*Work to complete*. Look through the lines below and extract each one that contains "text".

— start of Data for the task —

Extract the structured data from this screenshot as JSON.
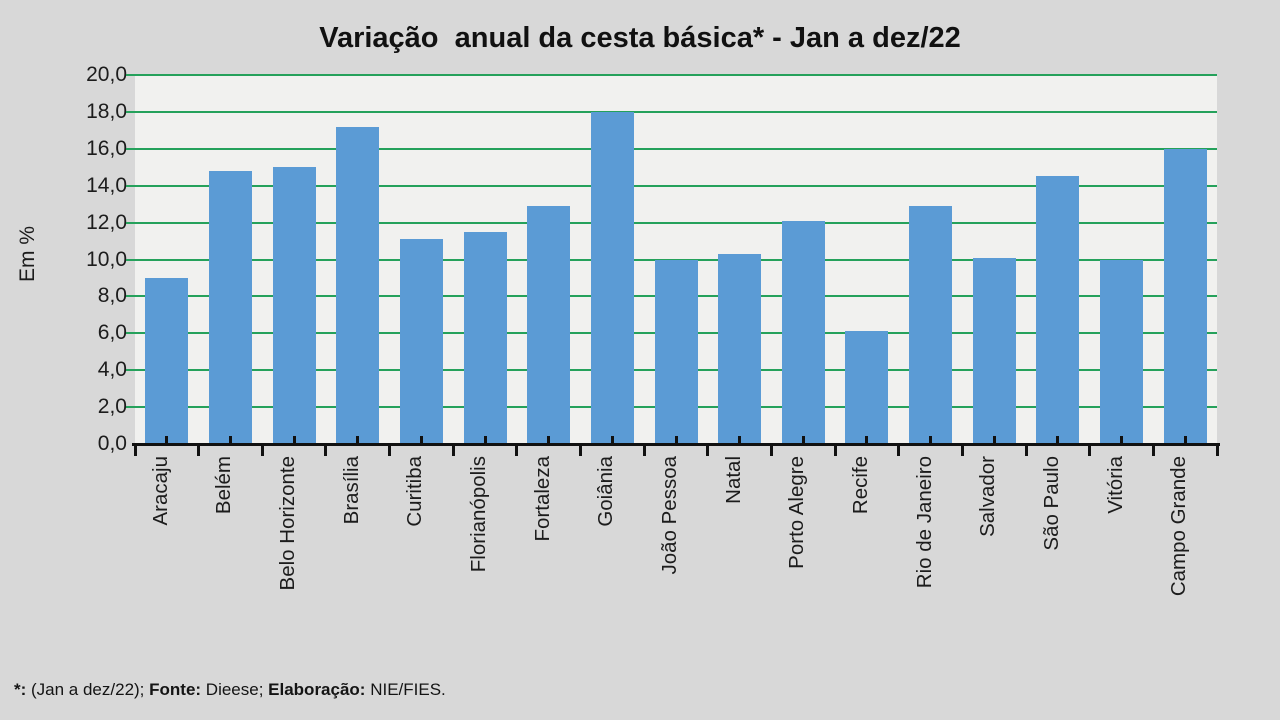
{
  "title": "Variação  anual da cesta básica* - Jan a dez/22",
  "y_axis": {
    "label": "Em %",
    "tick_labels": [
      "20,0",
      "18,0",
      "16,0",
      "14,0",
      "12,0",
      "10,0",
      "8,0",
      "6,0",
      "4,0",
      "2,0",
      "0,0"
    ]
  },
  "footnote": {
    "segments": [
      {
        "text": "*:",
        "bold": true
      },
      {
        "text": " (Jan a dez/22); ",
        "bold": false
      },
      {
        "text": "Fonte:",
        "bold": true
      },
      {
        "text": " Dieese; ",
        "bold": false
      },
      {
        "text": "Elaboração:",
        "bold": true
      },
      {
        "text": " NIE/FIES.",
        "bold": false
      }
    ]
  },
  "colors": {
    "bar": "#5b9bd5",
    "gridline": "#25a15b",
    "background": "#d8d8d8",
    "plot_background": "#f1f1ef",
    "axis": "#111111"
  },
  "chart_data": {
    "type": "bar",
    "title": "Variação anual da cesta básica* - Jan a dez/22",
    "categories": [
      "Aracaju",
      "Belém",
      "Belo Horizonte",
      "Brasília",
      "Curitiba",
      "Florianópolis",
      "Fortaleza",
      "Goiânia",
      "João Pessoa",
      "Natal",
      "Porto Alegre",
      "Recife",
      "Rio de Janeiro",
      "Salvador",
      "São Paulo",
      "Vitória",
      "Campo Grande"
    ],
    "values": [
      9.0,
      14.8,
      15.0,
      17.2,
      11.1,
      11.5,
      12.9,
      18.0,
      10.0,
      10.3,
      12.1,
      6.1,
      12.9,
      10.1,
      14.5,
      10.0,
      16.0
    ],
    "xlabel": "",
    "ylabel": "Em %",
    "ylim": [
      0,
      20
    ],
    "ytick_step": 2,
    "grid": true,
    "legend": "none",
    "decimal_separator": ",",
    "source_note": "*: (Jan a dez/22); Fonte: Dieese; Elaboração: NIE/FIES."
  }
}
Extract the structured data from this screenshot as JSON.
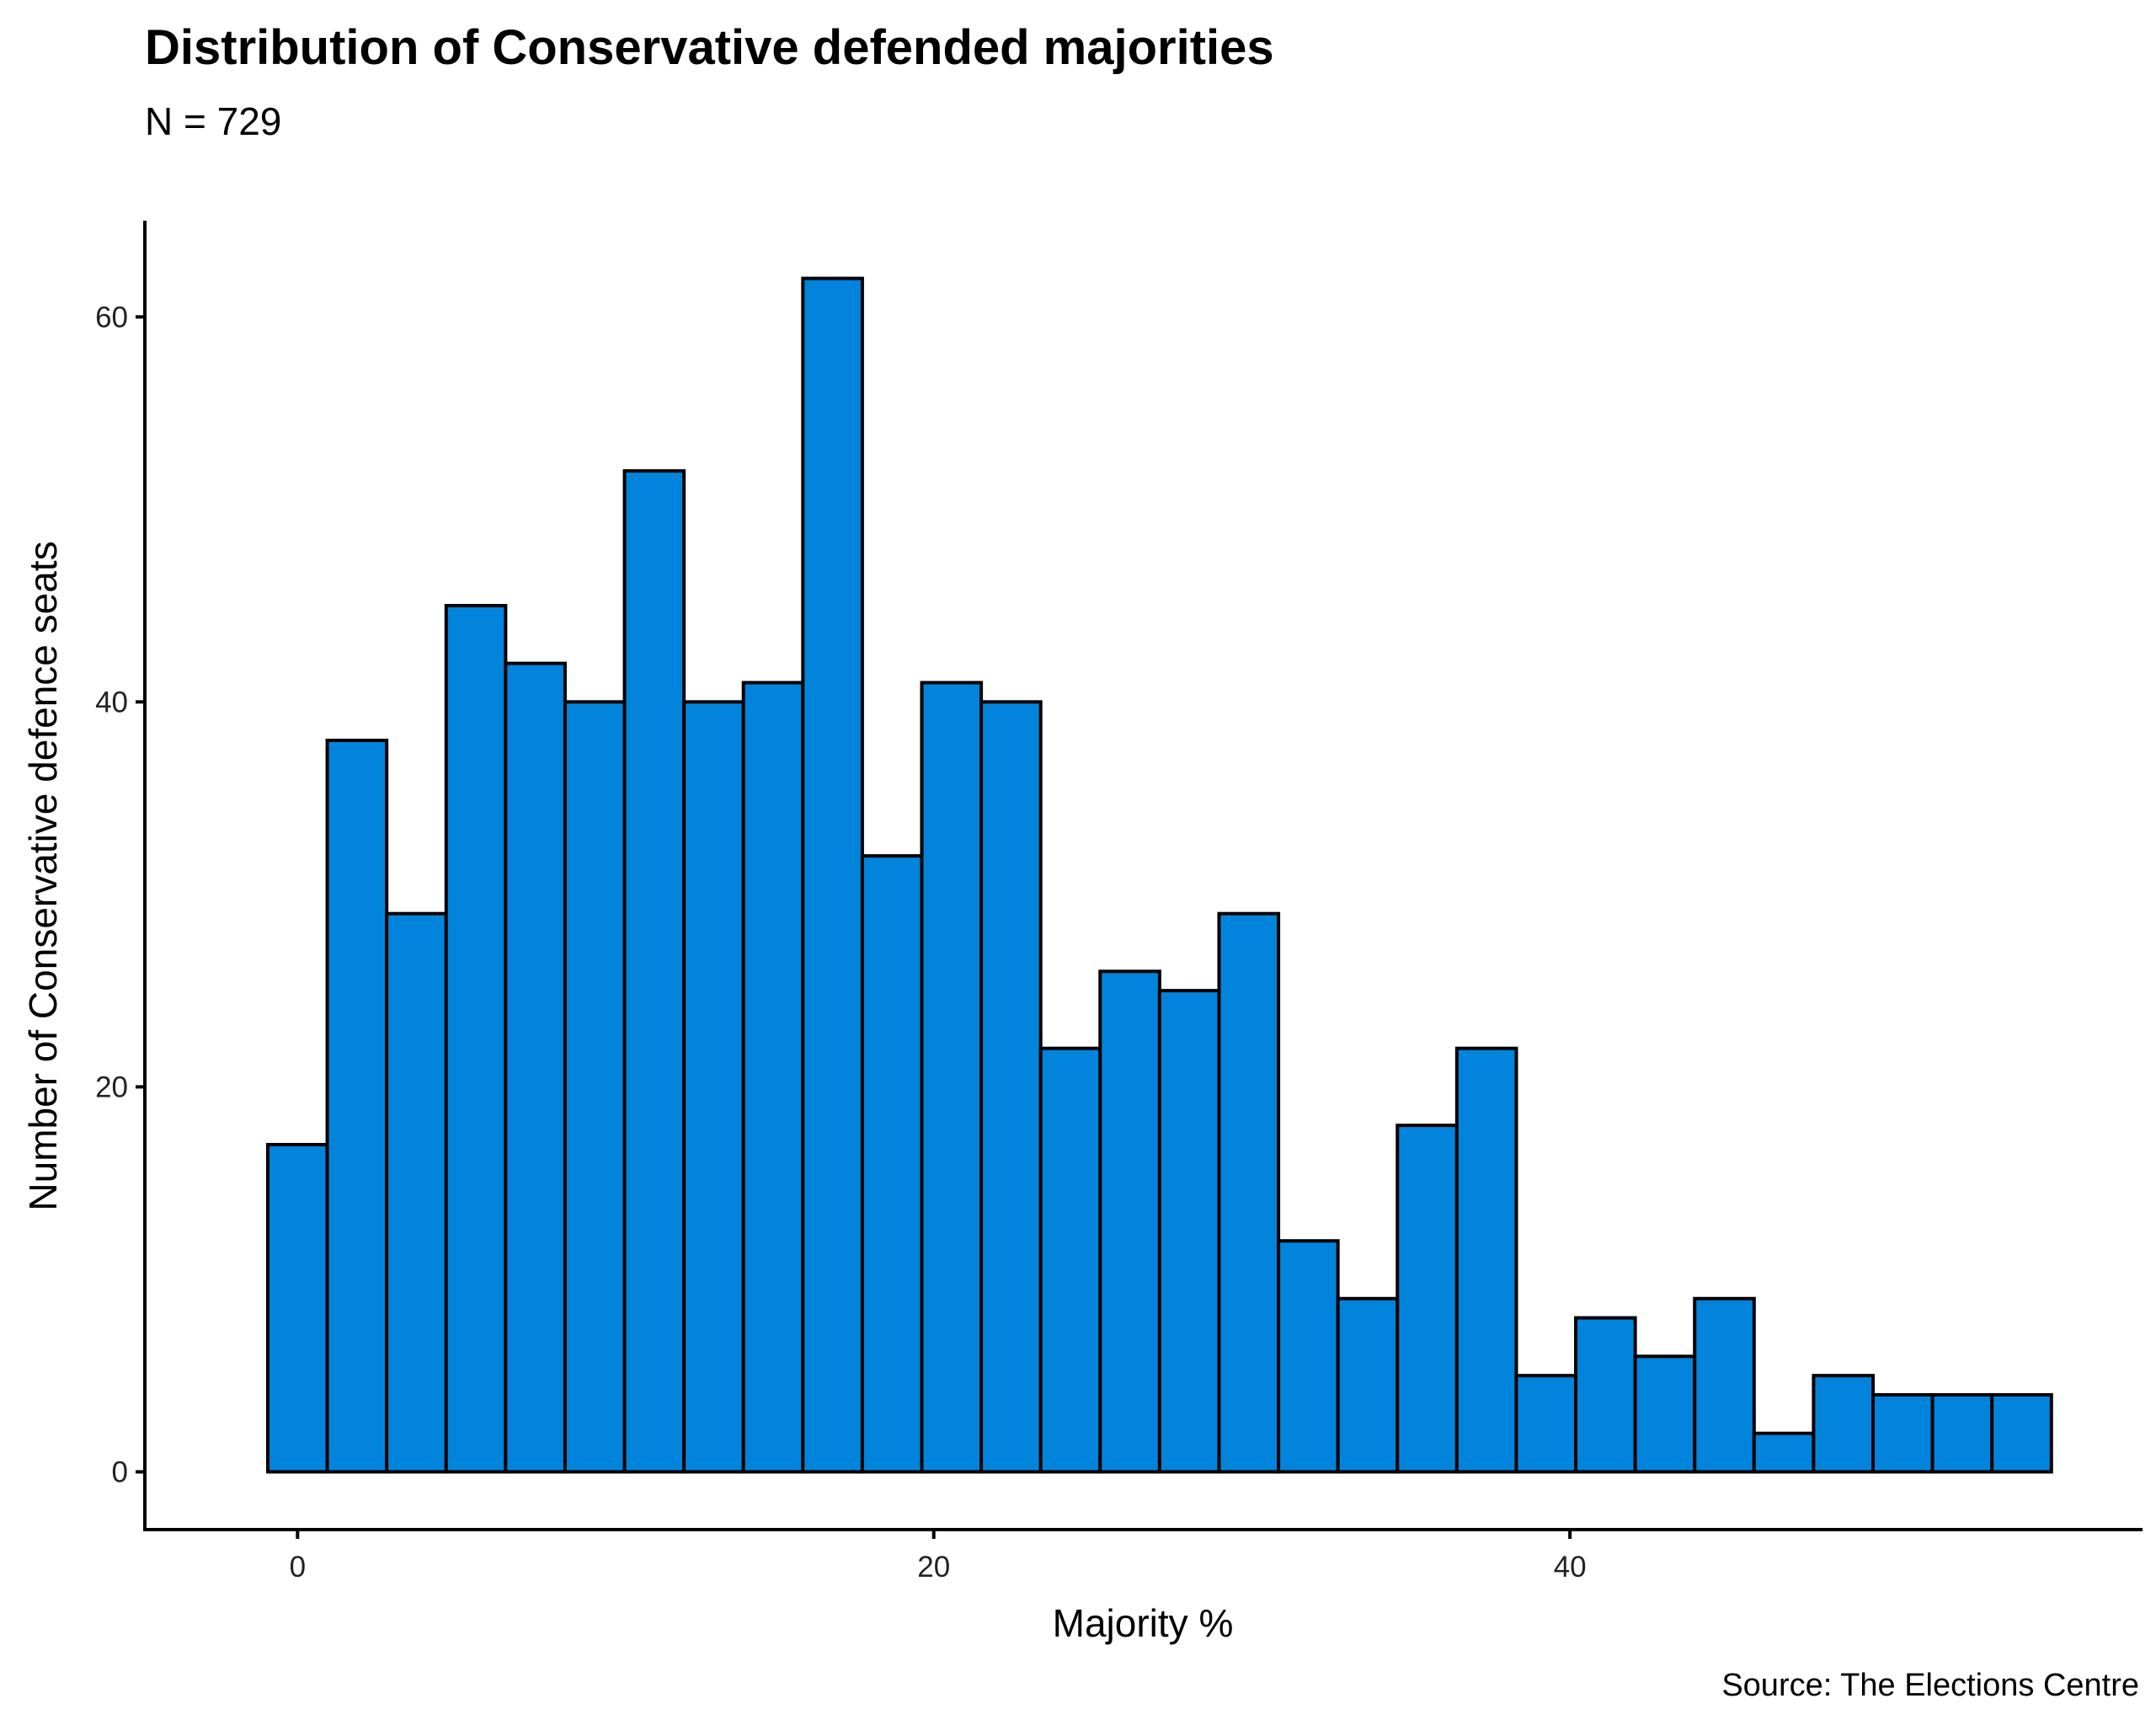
{
  "chart_data": {
    "type": "bar",
    "title": "Distribution of Conservative defended majorities",
    "subtitle": "N = 729",
    "xlabel": "Majority %",
    "ylabel": "Number of Conservative defence seats",
    "caption": "Source: The Elections Centre",
    "bar_color": "#0284dc",
    "outline_color": "#000000",
    "bin_width": 1.869,
    "bin_start": -0.935,
    "values": [
      17,
      38,
      29,
      45,
      42,
      40,
      52,
      40,
      41,
      62,
      32,
      41,
      40,
      22,
      26,
      25,
      29,
      12,
      9,
      18,
      22,
      5,
      8,
      6,
      9,
      2,
      5,
      4,
      4,
      4
    ],
    "xlim": [
      -4.8,
      58.0
    ],
    "ylim": [
      -3,
      65
    ],
    "x_ticks": [
      0,
      20,
      40
    ],
    "x_tick_labels": [
      "0",
      "20",
      "40"
    ],
    "y_ticks": [
      0,
      20,
      40,
      60
    ],
    "y_tick_labels": [
      "0",
      "20",
      "40",
      "60"
    ],
    "grid": false,
    "legend": "none"
  }
}
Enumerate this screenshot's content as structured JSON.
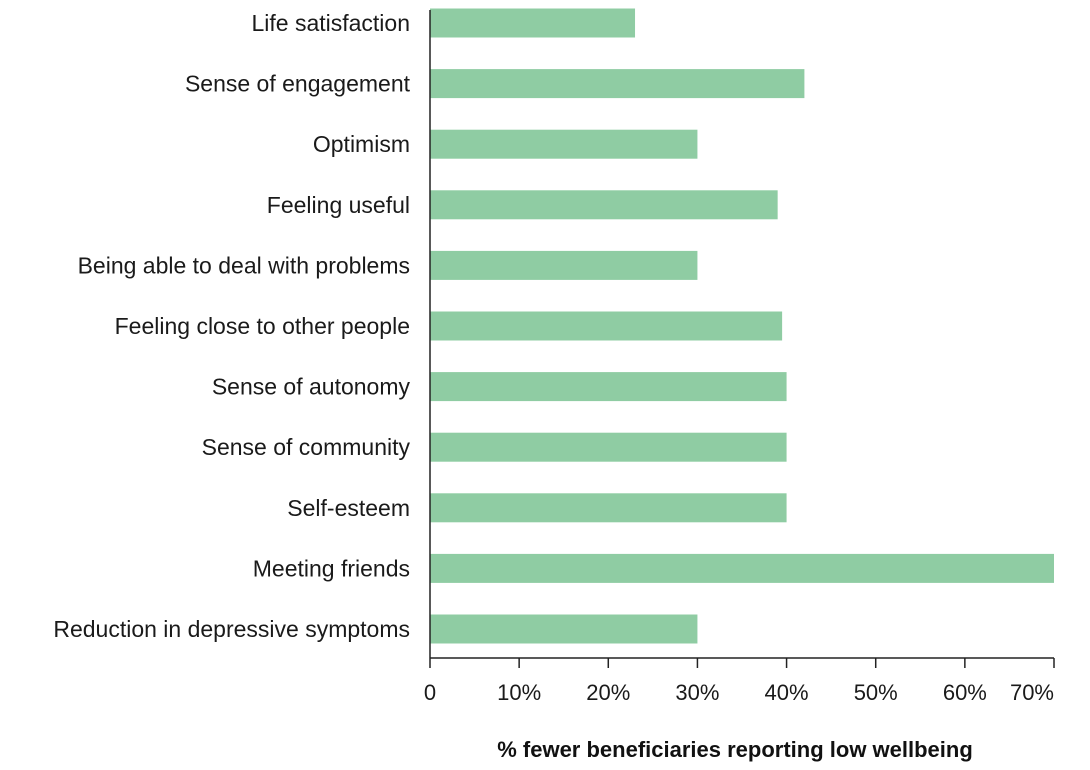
{
  "chart_data": {
    "type": "bar",
    "orientation": "horizontal",
    "title": "",
    "xlabel": "% fewer beneficiaries reporting low wellbeing",
    "ylabel": "",
    "categories": [
      "Life satisfaction",
      "Sense of engagement",
      "Optimism",
      "Feeling useful",
      "Being able to deal with problems",
      "Feeling close to other people",
      "Sense of autonomy",
      "Sense of community",
      "Self-esteem",
      "Meeting friends",
      "Reduction in depressive symptoms"
    ],
    "values": [
      23,
      42,
      30,
      39,
      30,
      39.5,
      40,
      40,
      40,
      70,
      30
    ],
    "xlim": [
      0,
      70
    ],
    "x_ticks": [
      0,
      10,
      20,
      30,
      40,
      50,
      60,
      70
    ],
    "x_tick_labels": [
      "0",
      "10%",
      "20%",
      "30%",
      "40%",
      "50%",
      "60%",
      "70%"
    ],
    "bar_color": "#8fcca3",
    "axis_color": "#222222",
    "grid": false,
    "legend": "none"
  }
}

— end of Data for the task —

*Answer for the task*.
        "text": "*:",
        "text": " (Jan a dez/22); ",
        "text": "Fonte:",
        "text": " Dieese; ",
        "text": "Elaboração:",
        "text": " NIE/FIES.",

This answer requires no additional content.